▸ **Problem details**:
Identify all lines of the data containing the string "представителя" and copy them.

▸ **Dataset excerpt**:

========================================

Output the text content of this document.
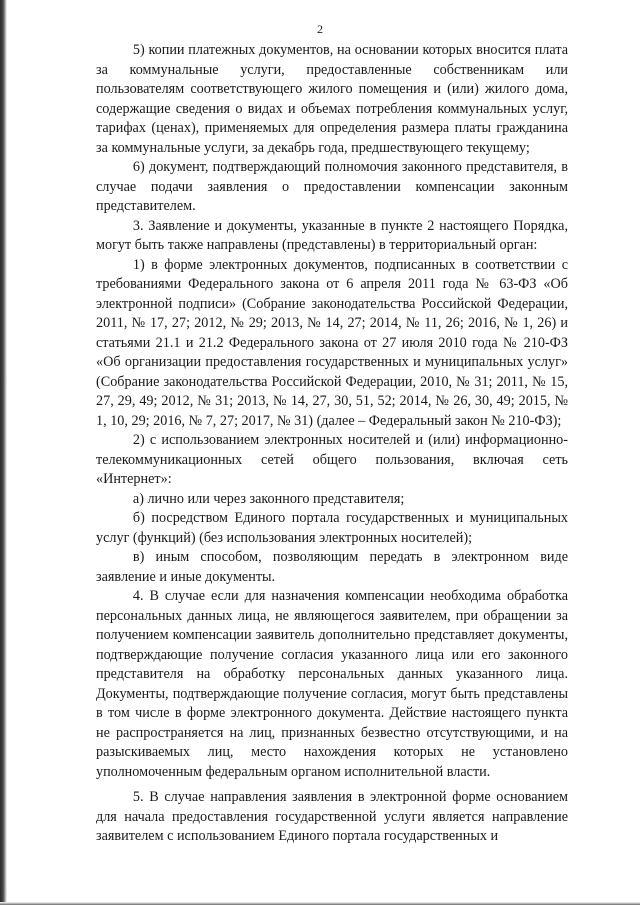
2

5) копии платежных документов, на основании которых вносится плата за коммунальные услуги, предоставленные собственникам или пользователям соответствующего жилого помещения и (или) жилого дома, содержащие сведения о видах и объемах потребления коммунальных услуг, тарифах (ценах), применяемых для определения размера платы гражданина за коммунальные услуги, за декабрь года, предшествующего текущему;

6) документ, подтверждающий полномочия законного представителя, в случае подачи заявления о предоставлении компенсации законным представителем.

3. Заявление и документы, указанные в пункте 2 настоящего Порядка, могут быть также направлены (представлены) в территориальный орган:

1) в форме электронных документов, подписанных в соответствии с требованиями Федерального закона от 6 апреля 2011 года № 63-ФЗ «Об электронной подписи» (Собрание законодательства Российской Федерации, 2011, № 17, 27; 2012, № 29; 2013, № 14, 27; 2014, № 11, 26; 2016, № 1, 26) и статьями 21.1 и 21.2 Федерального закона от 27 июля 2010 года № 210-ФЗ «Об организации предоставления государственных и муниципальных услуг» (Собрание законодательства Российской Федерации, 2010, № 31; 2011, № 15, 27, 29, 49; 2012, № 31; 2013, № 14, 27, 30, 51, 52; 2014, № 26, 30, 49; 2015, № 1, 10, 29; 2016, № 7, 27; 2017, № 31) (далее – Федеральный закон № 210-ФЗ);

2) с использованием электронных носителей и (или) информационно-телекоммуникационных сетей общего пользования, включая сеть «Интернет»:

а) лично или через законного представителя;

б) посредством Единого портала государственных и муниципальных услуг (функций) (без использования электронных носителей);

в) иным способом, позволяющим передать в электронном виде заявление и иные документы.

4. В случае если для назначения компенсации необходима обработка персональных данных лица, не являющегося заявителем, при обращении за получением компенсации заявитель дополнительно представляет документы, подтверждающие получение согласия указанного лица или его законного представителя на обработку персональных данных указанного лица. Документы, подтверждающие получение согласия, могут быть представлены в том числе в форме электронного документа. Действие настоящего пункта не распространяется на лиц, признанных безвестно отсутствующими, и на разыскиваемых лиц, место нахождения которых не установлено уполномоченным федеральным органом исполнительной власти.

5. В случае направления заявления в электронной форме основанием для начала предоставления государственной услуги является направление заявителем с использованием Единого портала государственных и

========================================

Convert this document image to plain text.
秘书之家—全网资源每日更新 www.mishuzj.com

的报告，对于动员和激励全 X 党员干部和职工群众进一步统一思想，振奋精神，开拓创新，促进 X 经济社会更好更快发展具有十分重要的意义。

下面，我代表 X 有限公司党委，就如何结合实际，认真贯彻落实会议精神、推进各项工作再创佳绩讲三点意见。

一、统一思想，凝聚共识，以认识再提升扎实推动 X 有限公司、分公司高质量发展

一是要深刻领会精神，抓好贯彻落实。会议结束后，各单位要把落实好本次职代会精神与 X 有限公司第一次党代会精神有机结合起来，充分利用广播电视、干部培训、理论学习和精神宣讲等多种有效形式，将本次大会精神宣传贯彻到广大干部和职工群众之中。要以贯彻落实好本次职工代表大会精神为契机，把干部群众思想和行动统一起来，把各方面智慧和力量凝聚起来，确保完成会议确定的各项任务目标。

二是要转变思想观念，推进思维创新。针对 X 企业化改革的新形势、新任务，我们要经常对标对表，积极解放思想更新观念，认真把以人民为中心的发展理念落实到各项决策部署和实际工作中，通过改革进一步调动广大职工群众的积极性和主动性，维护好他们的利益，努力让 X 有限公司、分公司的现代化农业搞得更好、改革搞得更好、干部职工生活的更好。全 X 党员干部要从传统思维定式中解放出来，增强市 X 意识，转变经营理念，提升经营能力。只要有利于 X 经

========================================

▸ **Task output**:
6) документ, подтверждающий полномочия законного представителя, в случае подачи заявления о предоставлении компенсации законным представителем.
а) лично или через законного представителя;
4. В случае если для назначения компенсации необходима обработка персональных данных лица, не являющегося заявителем, при обращении за получением компенсации заявитель дополнительно представляет документы, подтверждающие получение согласия указанного лица или его законного представителя на обработку персональных данных указанного лица. Документы, подтверждающие получение согласия, могут быть представлены в том числе в форме электронного документа. Действие настоящего пункта не распространяется на лиц, признанных безвестно отсутствующими, и на разыскиваемых лиц, место нахождения которых не установлено уполномоченным федеральным органом исполнительной власти.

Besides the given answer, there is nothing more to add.